Show each line of the data below that has the string "into" in it.

+--

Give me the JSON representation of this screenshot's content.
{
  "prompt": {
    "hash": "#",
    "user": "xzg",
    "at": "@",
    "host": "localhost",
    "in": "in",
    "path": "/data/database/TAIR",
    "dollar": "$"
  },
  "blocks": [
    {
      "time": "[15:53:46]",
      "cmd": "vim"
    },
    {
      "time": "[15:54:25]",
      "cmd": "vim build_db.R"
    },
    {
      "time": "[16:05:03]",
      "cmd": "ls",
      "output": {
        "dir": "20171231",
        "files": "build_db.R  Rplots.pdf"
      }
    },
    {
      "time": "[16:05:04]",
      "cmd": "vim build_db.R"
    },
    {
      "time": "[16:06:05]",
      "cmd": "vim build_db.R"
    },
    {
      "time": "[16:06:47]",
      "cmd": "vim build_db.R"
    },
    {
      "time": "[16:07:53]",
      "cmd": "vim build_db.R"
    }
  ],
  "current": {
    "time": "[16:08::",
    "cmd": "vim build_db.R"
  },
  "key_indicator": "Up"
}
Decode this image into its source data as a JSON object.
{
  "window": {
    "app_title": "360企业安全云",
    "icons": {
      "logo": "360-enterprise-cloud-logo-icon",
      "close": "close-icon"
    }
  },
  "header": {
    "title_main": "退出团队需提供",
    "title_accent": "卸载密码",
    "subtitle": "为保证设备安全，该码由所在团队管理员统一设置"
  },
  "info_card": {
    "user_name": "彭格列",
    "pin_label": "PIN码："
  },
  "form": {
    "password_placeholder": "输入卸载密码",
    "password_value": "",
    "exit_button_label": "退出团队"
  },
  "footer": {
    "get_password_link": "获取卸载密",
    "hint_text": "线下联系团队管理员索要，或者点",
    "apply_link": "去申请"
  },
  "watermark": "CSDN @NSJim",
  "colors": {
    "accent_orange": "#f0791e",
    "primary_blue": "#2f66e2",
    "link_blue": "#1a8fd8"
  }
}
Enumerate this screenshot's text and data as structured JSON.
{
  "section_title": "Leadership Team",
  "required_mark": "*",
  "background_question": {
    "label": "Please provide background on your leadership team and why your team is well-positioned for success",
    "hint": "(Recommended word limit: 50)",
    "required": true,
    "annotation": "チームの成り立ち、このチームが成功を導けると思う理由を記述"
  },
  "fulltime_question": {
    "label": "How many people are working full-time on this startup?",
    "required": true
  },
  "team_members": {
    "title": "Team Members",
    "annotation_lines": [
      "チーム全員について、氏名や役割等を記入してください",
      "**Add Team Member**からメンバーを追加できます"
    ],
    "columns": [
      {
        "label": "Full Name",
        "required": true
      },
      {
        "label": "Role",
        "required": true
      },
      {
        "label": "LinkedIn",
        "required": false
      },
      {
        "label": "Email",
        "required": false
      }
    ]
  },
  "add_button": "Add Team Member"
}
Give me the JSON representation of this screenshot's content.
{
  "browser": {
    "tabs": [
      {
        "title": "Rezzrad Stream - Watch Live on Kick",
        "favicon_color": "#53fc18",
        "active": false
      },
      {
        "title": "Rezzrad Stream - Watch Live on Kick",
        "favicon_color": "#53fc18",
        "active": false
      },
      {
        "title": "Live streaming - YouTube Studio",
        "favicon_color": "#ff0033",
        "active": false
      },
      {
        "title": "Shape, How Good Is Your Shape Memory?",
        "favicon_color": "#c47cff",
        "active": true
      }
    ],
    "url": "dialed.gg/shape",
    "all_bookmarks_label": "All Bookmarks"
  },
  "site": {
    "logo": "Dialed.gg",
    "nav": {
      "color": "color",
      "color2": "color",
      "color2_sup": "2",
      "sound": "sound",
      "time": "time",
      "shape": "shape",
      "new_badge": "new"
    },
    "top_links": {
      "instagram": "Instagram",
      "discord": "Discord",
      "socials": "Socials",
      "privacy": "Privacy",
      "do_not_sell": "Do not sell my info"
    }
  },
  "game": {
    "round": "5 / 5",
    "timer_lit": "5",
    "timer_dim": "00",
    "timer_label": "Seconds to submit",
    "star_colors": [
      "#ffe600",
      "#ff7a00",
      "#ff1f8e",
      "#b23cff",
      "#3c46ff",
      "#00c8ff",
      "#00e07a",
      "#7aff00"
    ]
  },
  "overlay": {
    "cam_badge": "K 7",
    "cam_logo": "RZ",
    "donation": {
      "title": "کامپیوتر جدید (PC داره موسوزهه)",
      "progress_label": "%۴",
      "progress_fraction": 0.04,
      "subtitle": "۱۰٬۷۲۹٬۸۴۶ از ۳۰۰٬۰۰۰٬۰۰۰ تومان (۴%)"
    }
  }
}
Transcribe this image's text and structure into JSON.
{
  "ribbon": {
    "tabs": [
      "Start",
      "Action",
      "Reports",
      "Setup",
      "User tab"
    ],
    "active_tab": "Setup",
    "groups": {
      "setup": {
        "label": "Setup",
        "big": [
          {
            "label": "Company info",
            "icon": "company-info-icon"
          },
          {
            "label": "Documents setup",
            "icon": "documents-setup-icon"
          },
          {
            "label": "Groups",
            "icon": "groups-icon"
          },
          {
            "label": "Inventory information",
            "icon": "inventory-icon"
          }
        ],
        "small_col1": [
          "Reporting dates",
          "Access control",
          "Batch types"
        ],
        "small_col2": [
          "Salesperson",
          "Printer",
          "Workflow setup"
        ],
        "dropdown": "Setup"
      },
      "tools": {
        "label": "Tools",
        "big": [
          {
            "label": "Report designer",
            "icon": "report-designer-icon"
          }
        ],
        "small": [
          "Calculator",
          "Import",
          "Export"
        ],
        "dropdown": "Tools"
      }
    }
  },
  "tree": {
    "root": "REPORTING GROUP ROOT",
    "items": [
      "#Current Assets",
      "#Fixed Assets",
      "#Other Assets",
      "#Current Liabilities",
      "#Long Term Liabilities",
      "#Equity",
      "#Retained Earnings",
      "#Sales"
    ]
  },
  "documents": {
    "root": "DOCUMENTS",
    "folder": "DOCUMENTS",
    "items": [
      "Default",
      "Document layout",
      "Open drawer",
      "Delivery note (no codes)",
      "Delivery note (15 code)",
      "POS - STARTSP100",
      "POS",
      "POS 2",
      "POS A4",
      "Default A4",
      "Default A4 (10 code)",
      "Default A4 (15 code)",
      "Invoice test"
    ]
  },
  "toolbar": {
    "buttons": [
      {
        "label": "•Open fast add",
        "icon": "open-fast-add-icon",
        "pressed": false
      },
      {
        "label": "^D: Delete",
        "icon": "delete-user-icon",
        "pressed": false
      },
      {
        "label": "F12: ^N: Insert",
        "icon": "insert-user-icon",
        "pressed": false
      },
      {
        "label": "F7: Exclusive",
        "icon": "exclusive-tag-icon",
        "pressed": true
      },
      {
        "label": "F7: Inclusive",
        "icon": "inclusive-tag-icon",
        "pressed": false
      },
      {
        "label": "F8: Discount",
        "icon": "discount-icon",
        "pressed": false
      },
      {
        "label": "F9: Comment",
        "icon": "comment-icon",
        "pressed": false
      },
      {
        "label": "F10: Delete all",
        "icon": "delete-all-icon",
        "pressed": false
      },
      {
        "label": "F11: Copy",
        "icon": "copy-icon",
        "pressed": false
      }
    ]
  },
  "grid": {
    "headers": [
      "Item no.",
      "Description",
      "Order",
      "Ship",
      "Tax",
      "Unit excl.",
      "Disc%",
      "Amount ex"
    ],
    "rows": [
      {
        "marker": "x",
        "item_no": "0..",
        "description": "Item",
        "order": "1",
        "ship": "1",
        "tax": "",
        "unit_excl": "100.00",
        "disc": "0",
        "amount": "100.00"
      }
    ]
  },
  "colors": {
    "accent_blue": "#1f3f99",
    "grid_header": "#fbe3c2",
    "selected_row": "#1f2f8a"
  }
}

+--

» **The answer**:
Decode this image into its source data as a JSON object.
Transcribe this image's text and structure into JSON.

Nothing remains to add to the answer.